• [What this task involves] Read the material below. Count the lines containing "решений" and give that count alone.
::: Listing :::
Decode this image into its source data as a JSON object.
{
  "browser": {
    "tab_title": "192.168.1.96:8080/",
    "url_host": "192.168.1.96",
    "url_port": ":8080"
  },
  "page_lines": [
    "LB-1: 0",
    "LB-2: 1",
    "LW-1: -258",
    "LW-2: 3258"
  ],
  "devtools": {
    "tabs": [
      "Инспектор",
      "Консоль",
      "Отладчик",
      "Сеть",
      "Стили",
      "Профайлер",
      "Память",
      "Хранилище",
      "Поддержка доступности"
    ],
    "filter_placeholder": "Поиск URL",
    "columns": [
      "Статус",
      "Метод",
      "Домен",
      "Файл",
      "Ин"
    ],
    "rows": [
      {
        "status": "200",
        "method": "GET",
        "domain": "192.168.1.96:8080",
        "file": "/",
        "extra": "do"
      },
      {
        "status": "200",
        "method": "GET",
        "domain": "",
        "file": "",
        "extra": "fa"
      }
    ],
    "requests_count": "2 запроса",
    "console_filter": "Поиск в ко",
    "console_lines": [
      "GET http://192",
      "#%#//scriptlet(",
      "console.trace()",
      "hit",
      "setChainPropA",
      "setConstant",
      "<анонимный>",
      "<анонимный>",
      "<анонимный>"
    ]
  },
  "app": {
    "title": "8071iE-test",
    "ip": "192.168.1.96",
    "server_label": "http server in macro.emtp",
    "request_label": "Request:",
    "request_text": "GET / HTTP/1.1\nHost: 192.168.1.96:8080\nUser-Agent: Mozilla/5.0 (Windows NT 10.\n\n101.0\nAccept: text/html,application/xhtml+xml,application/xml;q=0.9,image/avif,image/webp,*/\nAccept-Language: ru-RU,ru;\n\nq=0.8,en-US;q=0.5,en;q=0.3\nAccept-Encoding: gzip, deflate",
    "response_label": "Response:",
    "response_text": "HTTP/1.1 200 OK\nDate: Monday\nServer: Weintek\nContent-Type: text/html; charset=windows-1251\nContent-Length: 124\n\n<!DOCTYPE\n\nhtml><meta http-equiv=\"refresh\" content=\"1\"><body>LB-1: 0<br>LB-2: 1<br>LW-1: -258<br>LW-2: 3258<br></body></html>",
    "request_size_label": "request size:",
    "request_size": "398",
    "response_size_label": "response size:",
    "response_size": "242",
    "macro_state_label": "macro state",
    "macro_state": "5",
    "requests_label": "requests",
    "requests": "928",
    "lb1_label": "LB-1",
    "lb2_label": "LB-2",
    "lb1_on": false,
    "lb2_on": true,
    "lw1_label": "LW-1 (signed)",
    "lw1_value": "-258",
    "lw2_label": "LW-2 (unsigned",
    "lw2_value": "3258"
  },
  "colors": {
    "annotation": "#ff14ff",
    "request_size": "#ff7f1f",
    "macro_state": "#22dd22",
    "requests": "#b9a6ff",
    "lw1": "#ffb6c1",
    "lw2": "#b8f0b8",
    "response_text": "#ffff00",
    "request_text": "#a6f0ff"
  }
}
:::
::: Listing :::
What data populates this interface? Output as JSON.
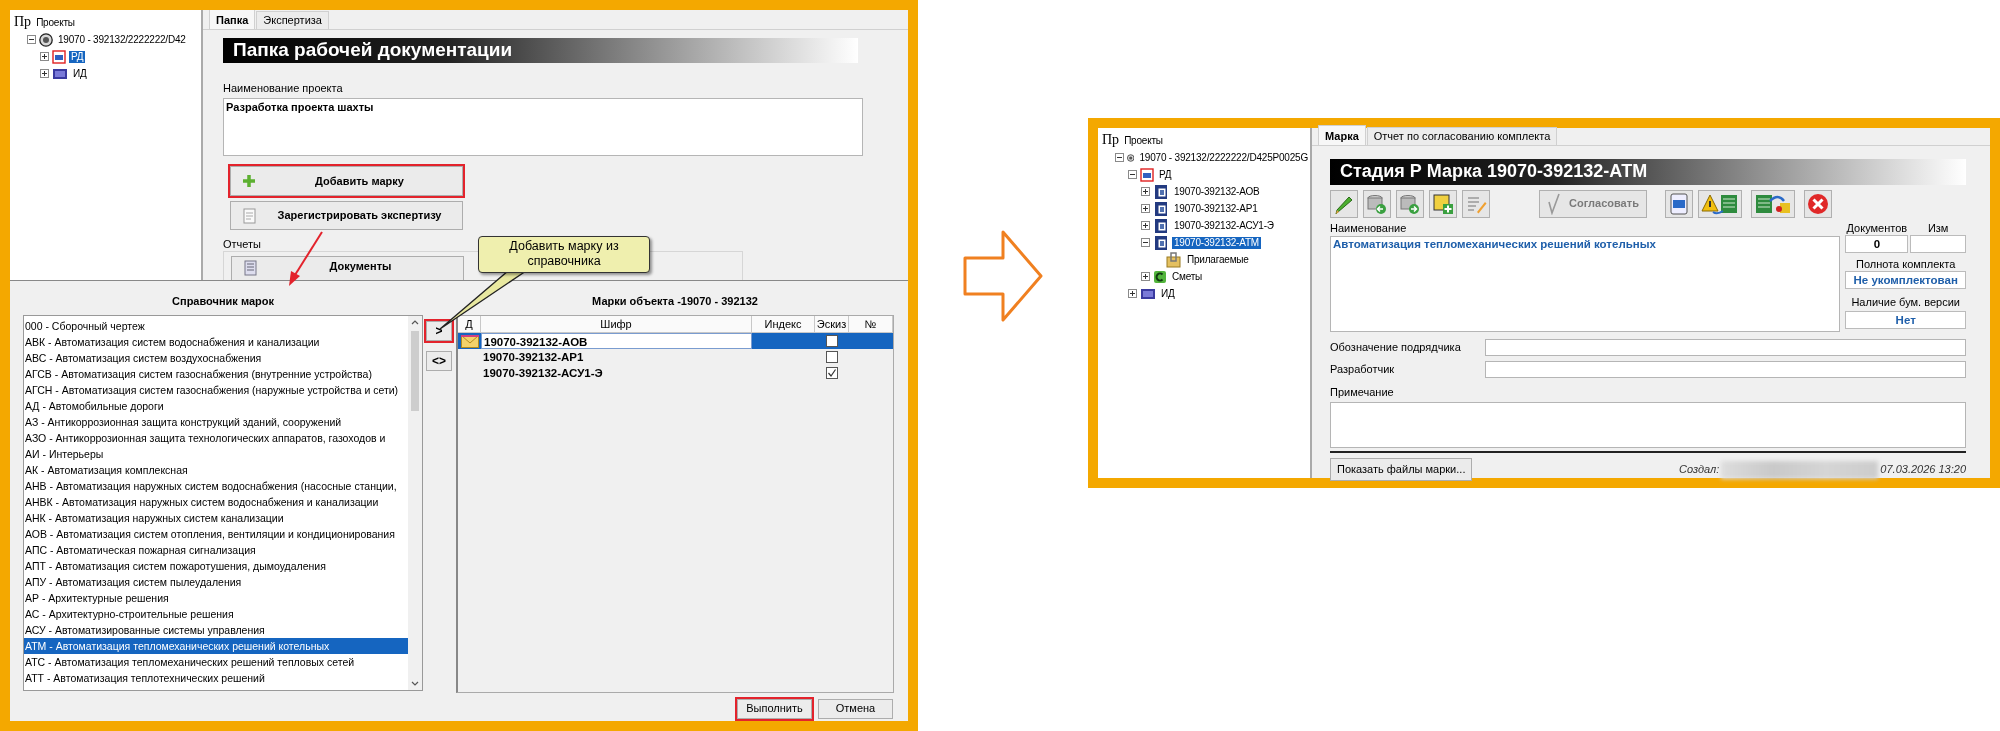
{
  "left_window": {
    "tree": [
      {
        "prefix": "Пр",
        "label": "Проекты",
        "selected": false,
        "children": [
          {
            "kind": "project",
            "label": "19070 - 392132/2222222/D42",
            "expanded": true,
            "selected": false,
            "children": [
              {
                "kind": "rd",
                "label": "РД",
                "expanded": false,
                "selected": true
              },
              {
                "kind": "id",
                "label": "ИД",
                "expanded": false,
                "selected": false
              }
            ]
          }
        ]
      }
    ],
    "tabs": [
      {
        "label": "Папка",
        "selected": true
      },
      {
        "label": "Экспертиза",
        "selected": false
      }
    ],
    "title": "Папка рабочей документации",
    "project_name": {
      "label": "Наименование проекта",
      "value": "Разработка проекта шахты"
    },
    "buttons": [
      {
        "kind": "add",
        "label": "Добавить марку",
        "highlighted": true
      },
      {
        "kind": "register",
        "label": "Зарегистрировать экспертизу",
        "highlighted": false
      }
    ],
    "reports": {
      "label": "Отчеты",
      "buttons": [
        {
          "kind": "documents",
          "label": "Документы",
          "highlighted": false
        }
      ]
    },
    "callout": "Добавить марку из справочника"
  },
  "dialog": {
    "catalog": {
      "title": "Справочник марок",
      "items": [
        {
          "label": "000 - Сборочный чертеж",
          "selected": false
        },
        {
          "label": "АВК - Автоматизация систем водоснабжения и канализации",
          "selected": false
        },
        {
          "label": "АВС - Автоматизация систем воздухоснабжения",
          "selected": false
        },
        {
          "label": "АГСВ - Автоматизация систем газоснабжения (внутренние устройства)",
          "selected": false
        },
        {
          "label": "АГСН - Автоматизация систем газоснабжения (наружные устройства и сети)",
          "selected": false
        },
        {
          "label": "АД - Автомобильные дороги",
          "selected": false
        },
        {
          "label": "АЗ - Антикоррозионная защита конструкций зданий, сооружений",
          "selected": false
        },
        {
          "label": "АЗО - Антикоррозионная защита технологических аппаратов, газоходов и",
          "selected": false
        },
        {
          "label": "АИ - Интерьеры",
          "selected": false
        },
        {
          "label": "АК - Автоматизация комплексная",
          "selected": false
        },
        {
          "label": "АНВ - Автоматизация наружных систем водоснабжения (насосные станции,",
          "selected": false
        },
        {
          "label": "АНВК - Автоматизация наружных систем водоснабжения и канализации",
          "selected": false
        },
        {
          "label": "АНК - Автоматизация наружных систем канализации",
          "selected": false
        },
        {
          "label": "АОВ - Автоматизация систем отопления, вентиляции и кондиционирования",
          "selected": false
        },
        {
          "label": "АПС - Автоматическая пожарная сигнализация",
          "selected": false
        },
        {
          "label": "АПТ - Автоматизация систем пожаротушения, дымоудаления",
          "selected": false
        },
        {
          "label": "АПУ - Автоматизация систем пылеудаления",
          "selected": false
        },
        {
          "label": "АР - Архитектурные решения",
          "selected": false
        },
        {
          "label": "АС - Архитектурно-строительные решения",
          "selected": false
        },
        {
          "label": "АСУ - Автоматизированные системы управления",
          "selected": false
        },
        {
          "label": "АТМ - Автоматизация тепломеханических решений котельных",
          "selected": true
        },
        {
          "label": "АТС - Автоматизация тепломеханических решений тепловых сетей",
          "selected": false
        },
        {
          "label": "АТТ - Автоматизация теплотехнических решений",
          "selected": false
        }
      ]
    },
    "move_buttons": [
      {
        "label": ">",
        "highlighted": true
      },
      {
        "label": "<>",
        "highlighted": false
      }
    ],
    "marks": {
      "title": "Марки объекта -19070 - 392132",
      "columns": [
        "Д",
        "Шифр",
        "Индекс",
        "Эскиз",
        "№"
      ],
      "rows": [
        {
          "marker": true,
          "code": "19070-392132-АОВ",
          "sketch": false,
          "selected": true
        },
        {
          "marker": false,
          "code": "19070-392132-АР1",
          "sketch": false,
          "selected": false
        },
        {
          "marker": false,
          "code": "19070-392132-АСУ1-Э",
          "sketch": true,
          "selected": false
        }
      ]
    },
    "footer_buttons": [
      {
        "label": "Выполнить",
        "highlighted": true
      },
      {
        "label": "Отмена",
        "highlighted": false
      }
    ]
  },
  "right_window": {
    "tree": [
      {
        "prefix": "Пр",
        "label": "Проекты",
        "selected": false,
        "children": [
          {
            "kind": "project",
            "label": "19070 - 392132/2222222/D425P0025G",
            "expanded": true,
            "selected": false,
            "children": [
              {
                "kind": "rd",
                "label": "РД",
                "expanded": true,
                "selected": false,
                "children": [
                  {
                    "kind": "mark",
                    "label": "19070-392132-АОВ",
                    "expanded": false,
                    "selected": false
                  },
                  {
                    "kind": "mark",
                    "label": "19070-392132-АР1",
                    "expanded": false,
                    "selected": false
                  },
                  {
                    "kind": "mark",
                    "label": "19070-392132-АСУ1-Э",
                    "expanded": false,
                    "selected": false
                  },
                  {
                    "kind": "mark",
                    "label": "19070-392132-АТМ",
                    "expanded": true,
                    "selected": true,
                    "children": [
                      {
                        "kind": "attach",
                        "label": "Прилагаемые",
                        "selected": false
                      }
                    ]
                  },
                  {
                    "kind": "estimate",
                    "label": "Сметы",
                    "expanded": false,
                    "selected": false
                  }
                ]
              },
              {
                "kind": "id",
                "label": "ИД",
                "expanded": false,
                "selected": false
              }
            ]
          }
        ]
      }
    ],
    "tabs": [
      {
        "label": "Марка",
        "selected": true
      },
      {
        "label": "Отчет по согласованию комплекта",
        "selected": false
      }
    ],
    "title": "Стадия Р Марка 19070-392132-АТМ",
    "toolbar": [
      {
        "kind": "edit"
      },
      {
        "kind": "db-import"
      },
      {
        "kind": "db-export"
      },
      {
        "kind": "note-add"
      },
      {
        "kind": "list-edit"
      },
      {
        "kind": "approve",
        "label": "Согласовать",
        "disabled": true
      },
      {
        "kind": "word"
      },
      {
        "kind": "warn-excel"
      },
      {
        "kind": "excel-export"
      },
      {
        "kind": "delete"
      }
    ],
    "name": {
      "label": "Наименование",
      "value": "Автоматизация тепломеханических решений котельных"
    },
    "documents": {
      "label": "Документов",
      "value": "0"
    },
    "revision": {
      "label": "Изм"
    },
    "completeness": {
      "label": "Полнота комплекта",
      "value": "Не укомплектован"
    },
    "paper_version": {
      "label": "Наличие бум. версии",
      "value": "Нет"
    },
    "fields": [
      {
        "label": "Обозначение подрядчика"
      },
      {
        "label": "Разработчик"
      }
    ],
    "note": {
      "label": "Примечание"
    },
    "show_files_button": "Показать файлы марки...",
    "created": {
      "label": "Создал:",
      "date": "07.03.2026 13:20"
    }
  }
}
:::
• [Response for this exercise] 4